* Start DATA SECTION *

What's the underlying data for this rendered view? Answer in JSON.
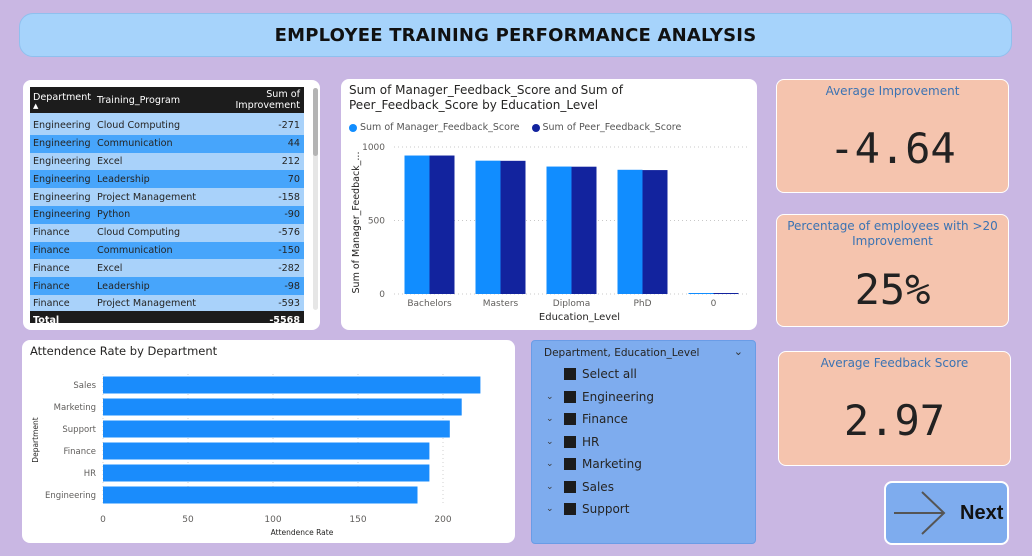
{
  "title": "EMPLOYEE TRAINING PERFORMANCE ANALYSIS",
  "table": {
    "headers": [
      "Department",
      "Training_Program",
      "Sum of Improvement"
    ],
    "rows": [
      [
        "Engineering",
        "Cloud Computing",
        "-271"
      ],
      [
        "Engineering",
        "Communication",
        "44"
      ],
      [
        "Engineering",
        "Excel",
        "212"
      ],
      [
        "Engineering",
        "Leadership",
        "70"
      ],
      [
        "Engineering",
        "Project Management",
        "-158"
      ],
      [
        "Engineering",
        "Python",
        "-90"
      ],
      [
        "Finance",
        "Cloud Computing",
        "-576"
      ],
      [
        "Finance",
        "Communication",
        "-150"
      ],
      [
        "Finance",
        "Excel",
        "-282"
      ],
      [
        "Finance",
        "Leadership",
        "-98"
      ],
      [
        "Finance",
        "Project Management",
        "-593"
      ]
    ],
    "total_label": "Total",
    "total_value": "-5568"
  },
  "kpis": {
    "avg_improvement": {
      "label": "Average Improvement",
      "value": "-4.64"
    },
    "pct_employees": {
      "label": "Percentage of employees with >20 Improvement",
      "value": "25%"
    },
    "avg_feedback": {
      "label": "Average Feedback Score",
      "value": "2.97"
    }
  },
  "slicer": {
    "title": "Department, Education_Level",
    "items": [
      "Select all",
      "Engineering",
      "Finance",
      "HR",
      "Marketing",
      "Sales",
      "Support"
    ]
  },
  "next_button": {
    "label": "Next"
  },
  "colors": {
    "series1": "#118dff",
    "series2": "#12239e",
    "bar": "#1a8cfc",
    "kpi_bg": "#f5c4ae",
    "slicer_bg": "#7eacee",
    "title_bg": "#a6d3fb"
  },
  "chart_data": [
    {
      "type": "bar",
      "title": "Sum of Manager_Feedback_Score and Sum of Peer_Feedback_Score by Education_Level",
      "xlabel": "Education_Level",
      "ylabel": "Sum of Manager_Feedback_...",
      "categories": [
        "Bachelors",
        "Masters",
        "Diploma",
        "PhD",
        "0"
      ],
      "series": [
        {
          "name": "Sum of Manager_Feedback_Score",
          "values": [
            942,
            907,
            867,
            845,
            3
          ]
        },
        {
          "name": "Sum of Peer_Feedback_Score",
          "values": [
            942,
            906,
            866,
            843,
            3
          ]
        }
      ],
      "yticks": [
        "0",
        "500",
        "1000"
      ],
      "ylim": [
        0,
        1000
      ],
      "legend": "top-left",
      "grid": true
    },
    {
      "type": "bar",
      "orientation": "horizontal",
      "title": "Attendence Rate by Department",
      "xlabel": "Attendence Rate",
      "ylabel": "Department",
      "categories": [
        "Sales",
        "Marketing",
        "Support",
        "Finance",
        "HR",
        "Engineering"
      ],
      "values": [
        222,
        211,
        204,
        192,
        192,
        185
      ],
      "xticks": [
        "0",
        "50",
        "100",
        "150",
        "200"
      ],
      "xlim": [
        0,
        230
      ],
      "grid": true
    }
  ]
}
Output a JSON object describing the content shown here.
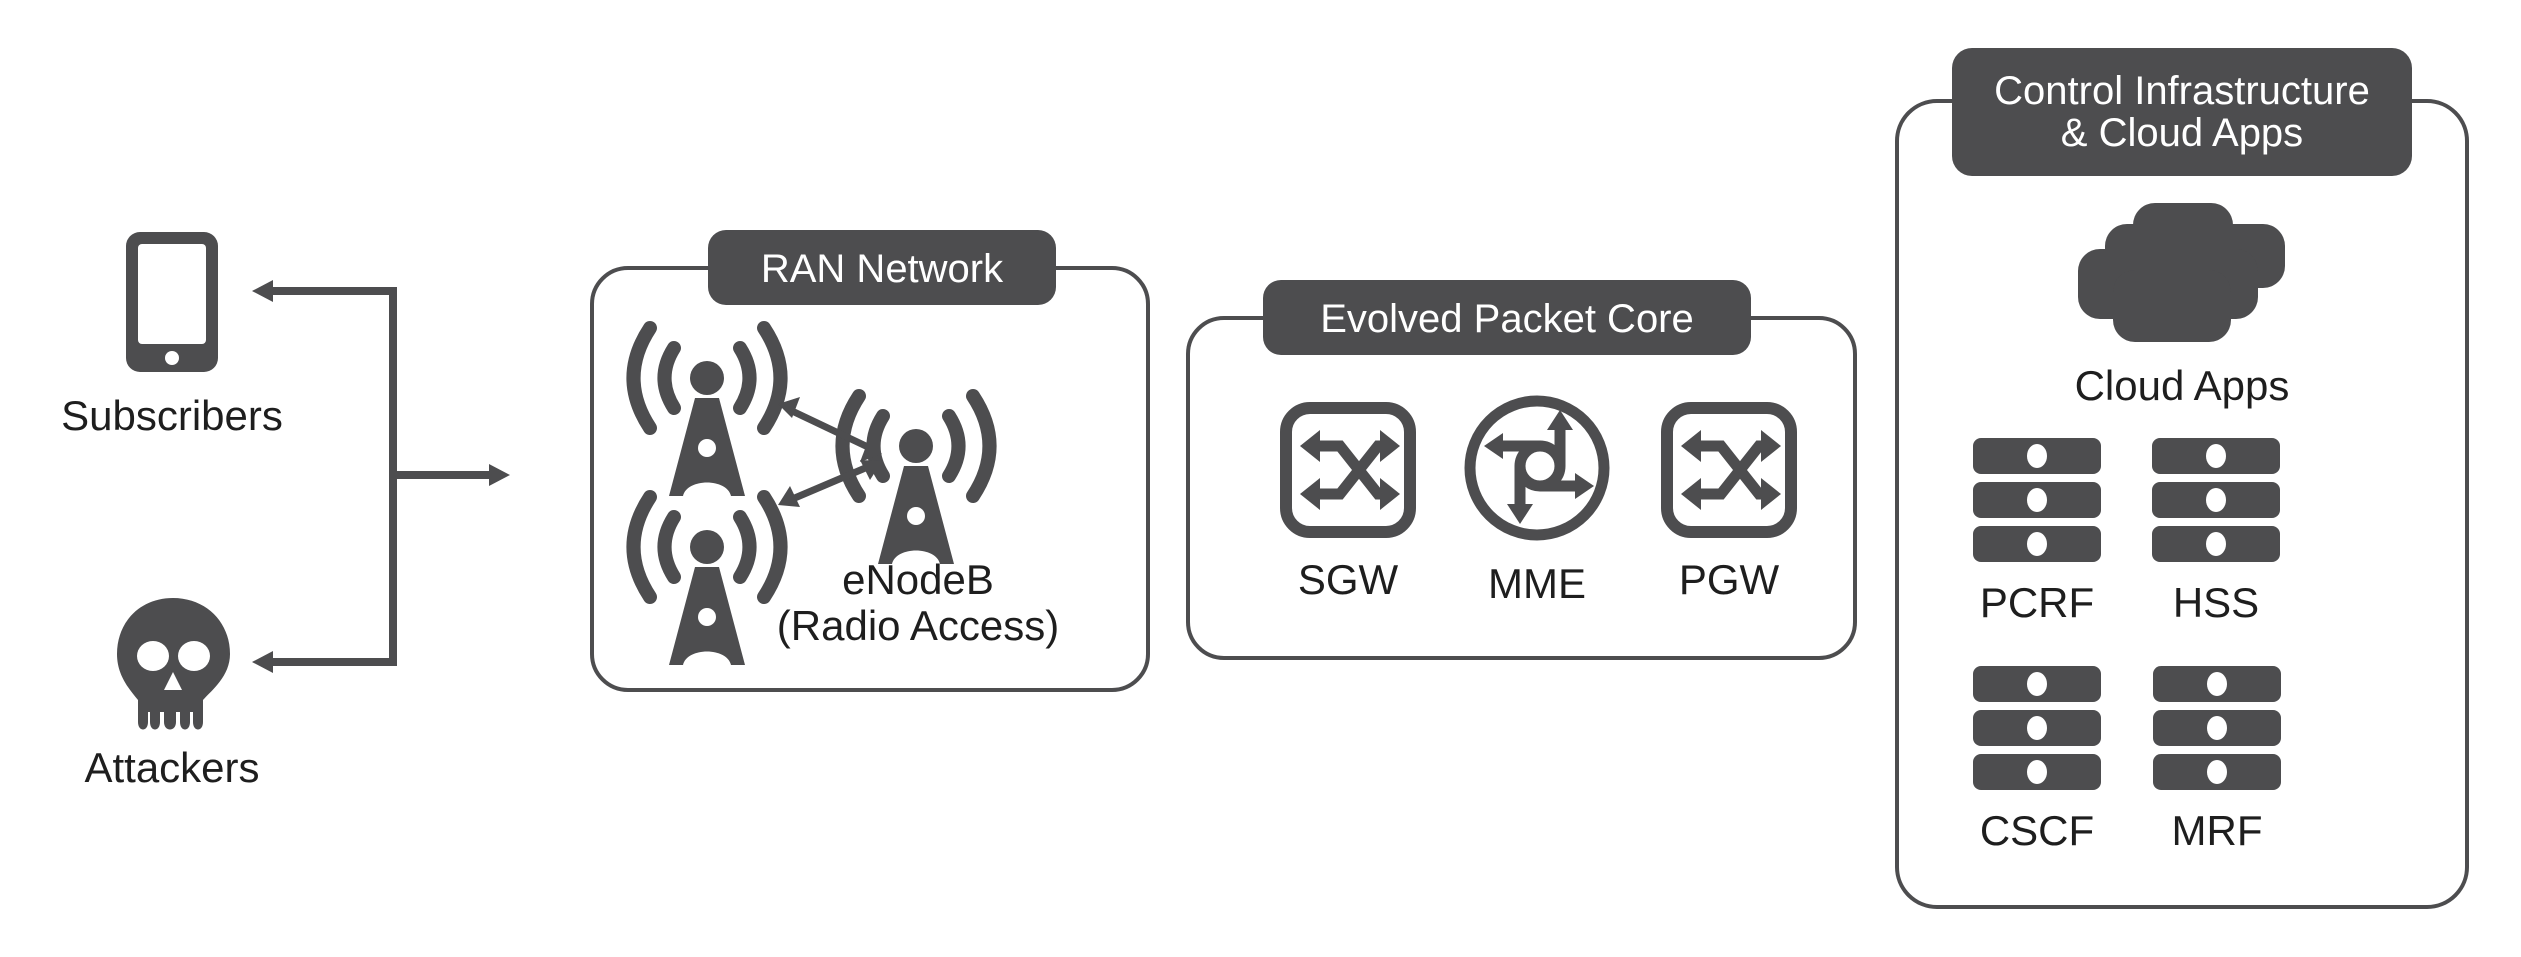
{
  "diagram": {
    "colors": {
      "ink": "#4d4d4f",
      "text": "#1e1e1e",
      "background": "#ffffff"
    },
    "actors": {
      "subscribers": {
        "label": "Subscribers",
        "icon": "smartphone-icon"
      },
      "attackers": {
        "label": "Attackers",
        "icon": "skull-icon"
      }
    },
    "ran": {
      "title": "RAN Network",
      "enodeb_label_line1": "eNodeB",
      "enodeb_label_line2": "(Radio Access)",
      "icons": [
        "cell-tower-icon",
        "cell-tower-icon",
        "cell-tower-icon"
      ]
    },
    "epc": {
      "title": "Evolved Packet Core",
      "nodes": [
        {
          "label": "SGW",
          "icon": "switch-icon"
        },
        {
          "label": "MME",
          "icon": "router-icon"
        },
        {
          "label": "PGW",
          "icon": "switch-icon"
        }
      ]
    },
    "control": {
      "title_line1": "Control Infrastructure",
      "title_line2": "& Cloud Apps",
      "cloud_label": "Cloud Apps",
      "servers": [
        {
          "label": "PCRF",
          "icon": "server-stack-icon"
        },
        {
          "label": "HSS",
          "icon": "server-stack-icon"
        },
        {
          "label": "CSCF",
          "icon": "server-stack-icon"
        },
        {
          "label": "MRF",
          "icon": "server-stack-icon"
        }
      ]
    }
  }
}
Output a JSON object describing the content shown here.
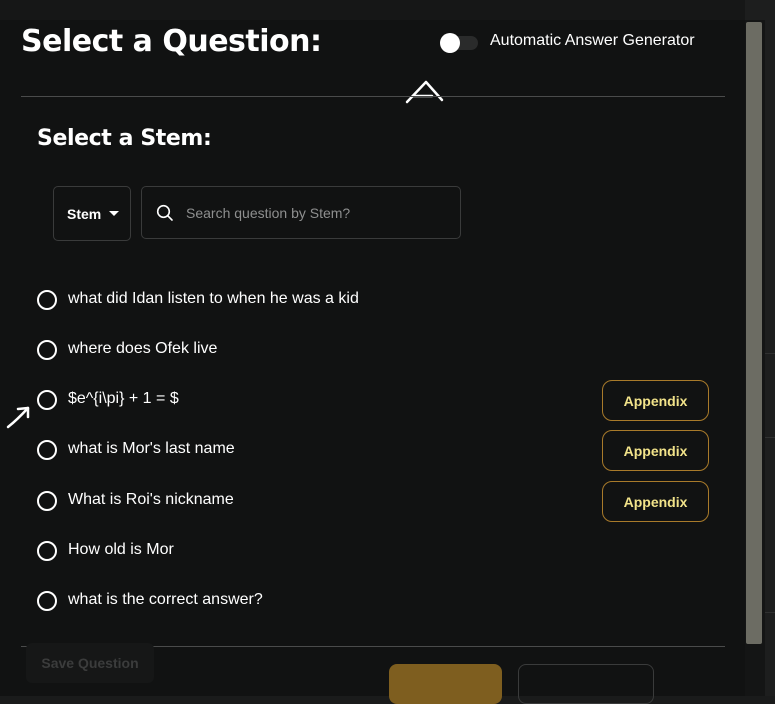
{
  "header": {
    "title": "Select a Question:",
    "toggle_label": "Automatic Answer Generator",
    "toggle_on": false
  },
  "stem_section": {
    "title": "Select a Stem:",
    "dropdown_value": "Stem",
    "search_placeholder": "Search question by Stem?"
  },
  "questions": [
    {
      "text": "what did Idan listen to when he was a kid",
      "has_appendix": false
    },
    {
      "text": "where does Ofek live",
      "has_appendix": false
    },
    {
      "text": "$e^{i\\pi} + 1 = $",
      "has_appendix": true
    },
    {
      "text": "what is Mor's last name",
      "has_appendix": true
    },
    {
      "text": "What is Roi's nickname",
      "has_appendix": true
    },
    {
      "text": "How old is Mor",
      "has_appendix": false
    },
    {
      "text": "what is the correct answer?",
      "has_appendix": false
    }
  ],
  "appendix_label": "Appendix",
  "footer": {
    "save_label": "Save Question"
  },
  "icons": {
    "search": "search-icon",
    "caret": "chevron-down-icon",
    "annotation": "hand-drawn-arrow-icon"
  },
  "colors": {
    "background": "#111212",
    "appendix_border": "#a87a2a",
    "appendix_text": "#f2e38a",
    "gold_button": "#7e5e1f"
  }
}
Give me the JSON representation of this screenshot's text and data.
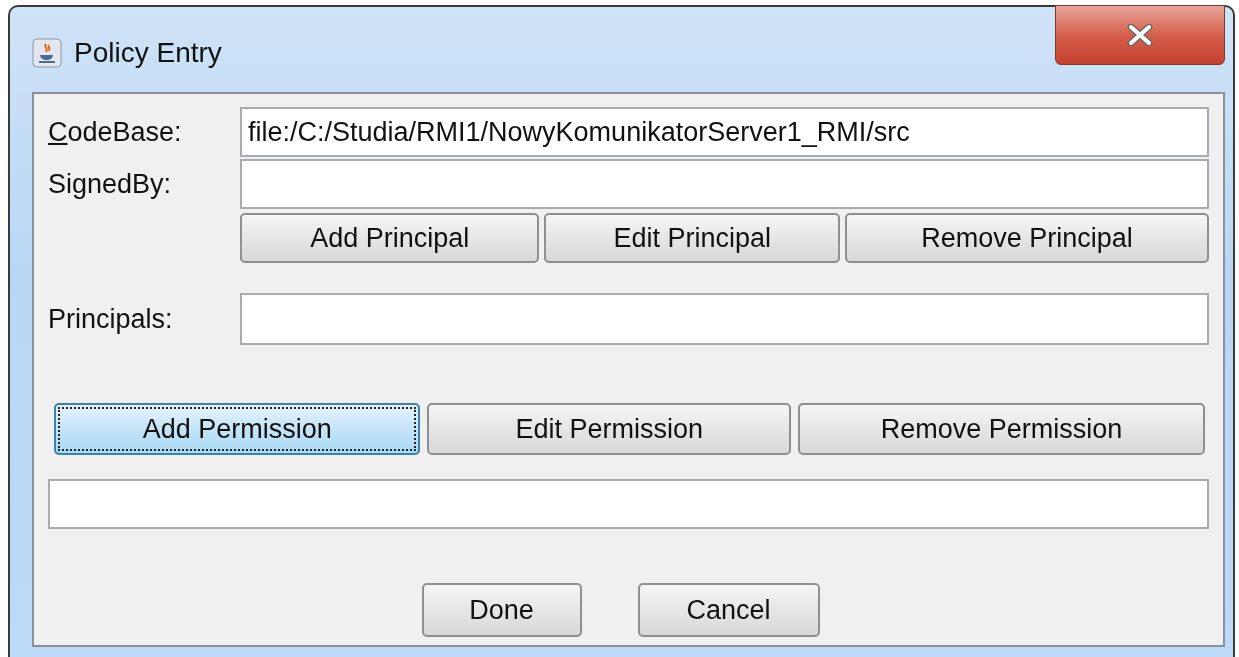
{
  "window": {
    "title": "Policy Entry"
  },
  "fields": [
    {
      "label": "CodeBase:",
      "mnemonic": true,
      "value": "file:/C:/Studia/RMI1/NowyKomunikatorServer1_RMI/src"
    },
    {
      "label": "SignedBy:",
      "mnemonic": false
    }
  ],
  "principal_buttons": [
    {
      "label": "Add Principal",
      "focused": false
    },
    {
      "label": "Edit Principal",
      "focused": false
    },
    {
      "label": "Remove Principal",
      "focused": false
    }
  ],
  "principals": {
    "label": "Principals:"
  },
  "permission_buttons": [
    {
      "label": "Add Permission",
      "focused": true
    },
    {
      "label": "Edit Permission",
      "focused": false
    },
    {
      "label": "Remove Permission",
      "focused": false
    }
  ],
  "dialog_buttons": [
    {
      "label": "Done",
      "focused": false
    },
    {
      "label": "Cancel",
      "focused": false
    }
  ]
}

* End DATA SECTION *

TASK DETAILS:
Each record above is to be restated exactly, with its pictures removed from the copy.

OUTPUT FOR THIS EXERCISE:
What's the underlying data for this rendered view? Answer in JSON.
{
  "title": "EMPLOYEE TRAINING PERFORMANCE ANALYSIS",
  "table": {
    "headers": [
      "Department",
      "Training_Program",
      "Sum of Improvement"
    ],
    "rows": [
      [
        "Engineering",
        "Cloud Computing",
        "-271"
      ],
      [
        "Engineering",
        "Communication",
        "44"
      ],
      [
        "Engineering",
        "Excel",
        "212"
      ],
      [
        "Engineering",
        "Leadership",
        "70"
      ],
      [
        "Engineering",
        "Project Management",
        "-158"
      ],
      [
        "Engineering",
        "Python",
        "-90"
      ],
      [
        "Finance",
        "Cloud Computing",
        "-576"
      ],
      [
        "Finance",
        "Communication",
        "-150"
      ],
      [
        "Finance",
        "Excel",
        "-282"
      ],
      [
        "Finance",
        "Leadership",
        "-98"
      ],
      [
        "Finance",
        "Project Management",
        "-593"
      ]
    ],
    "total_label": "Total",
    "total_value": "-5568"
  },
  "kpis": {
    "avg_improvement": {
      "label": "Average Improvement",
      "value": "-4.64"
    },
    "pct_employees": {
      "label": "Percentage of employees with >20 Improvement",
      "value": "25%"
    },
    "avg_feedback": {
      "label": "Average Feedback Score",
      "value": "2.97"
    }
  },
  "slicer": {
    "title": "Department, Education_Level",
    "items": [
      "Select all",
      "Engineering",
      "Finance",
      "HR",
      "Marketing",
      "Sales",
      "Support"
    ]
  },
  "next_button": {
    "label": "Next"
  },
  "colors": {
    "series1": "#118dff",
    "series2": "#12239e",
    "bar": "#1a8cfc",
    "kpi_bg": "#f5c4ae",
    "slicer_bg": "#7eacee",
    "title_bg": "#a6d3fb"
  },
  "chart_data": [
    {
      "type": "bar",
      "title": "Sum of Manager_Feedback_Score and Sum of Peer_Feedback_Score by Education_Level",
      "xlabel": "Education_Level",
      "ylabel": "Sum of Manager_Feedback_...",
      "categories": [
        "Bachelors",
        "Masters",
        "Diploma",
        "PhD",
        "0"
      ],
      "series": [
        {
          "name": "Sum of Manager_Feedback_Score",
          "values": [
            942,
            907,
            867,
            845,
            3
          ]
        },
        {
          "name": "Sum of Peer_Feedback_Score",
          "values": [
            942,
            906,
            866,
            843,
            3
          ]
        }
      ],
      "yticks": [
        "0",
        "500",
        "1000"
      ],
      "ylim": [
        0,
        1000
      ],
      "legend": "top-left",
      "grid": true
    },
    {
      "type": "bar",
      "orientation": "horizontal",
      "title": "Attendence Rate by Department",
      "xlabel": "Attendence Rate",
      "ylabel": "Department",
      "categories": [
        "Sales",
        "Marketing",
        "Support",
        "Finance",
        "HR",
        "Engineering"
      ],
      "values": [
        222,
        211,
        204,
        192,
        192,
        185
      ],
      "xticks": [
        "0",
        "50",
        "100",
        "150",
        "200"
      ],
      "xlim": [
        0,
        230
      ],
      "grid": true
    }
  ]
}
Output a JSON object describing the content shown here.
{
  "diagram": {
    "colors": {
      "ink": "#4d4d4f",
      "text": "#1e1e1e",
      "background": "#ffffff"
    },
    "actors": {
      "subscribers": {
        "label": "Subscribers",
        "icon": "smartphone-icon"
      },
      "attackers": {
        "label": "Attackers",
        "icon": "skull-icon"
      }
    },
    "ran": {
      "title": "RAN Network",
      "enodeb_label_line1": "eNodeB",
      "enodeb_label_line2": "(Radio Access)",
      "icons": [
        "cell-tower-icon",
        "cell-tower-icon",
        "cell-tower-icon"
      ]
    },
    "epc": {
      "title": "Evolved Packet Core",
      "nodes": [
        {
          "label": "SGW",
          "icon": "switch-icon"
        },
        {
          "label": "MME",
          "icon": "router-icon"
        },
        {
          "label": "PGW",
          "icon": "switch-icon"
        }
      ]
    },
    "control": {
      "title_line1": "Control Infrastructure",
      "title_line2": "& Cloud Apps",
      "cloud_label": "Cloud Apps",
      "servers": [
        {
          "label": "PCRF",
          "icon": "server-stack-icon"
        },
        {
          "label": "HSS",
          "icon": "server-stack-icon"
        },
        {
          "label": "CSCF",
          "icon": "server-stack-icon"
        },
        {
          "label": "MRF",
          "icon": "server-stack-icon"
        }
      ]
    }
  }
}
Output a JSON object describing the content shown here.
{
  "header": {
    "title": "Select a Question:",
    "toggle_label": "Automatic Answer Generator",
    "toggle_on": false
  },
  "stem_section": {
    "title": "Select a Stem:",
    "dropdown_value": "Stem",
    "search_placeholder": "Search question by Stem?"
  },
  "questions": [
    {
      "text": "what did Idan listen to when he was a kid",
      "has_appendix": false
    },
    {
      "text": "where does Ofek live",
      "has_appendix": false
    },
    {
      "text": "$e^{i\\pi} + 1 = $",
      "has_appendix": true
    },
    {
      "text": "what is Mor's last name",
      "has_appendix": true
    },
    {
      "text": "What is Roi's nickname",
      "has_appendix": true
    },
    {
      "text": "How old is Mor",
      "has_appendix": false
    },
    {
      "text": "what is the correct answer?",
      "has_appendix": false
    }
  ],
  "appendix_label": "Appendix",
  "footer": {
    "save_label": "Save Question"
  },
  "icons": {
    "search": "search-icon",
    "caret": "chevron-down-icon",
    "annotation": "hand-drawn-arrow-icon"
  },
  "colors": {
    "background": "#111212",
    "appendix_border": "#a87a2a",
    "appendix_text": "#f2e38a",
    "gold_button": "#7e5e1f"
  }
}
Give me the JSON representation of this screenshot's text and data.
{
  "window": {
    "title": "Policy Entry"
  },
  "fields": [
    {
      "label": "CodeBase:",
      "mnemonic": true,
      "value": "file:/C:/Studia/RMI1/NowyKomunikatorServer1_RMI/src"
    },
    {
      "label": "SignedBy:",
      "mnemonic": false
    }
  ],
  "principal_buttons": [
    {
      "label": "Add Principal",
      "focused": false
    },
    {
      "label": "Edit Principal",
      "focused": false
    },
    {
      "label": "Remove Principal",
      "focused": false
    }
  ],
  "principals": {
    "label": "Principals:"
  },
  "permission_buttons": [
    {
      "label": "Add Permission",
      "focused": true
    },
    {
      "label": "Edit Permission",
      "focused": false
    },
    {
      "label": "Remove Permission",
      "focused": false
    }
  ],
  "dialog_buttons": [
    {
      "label": "Done",
      "focused": false
    },
    {
      "label": "Cancel",
      "focused": false
    }
  ]
}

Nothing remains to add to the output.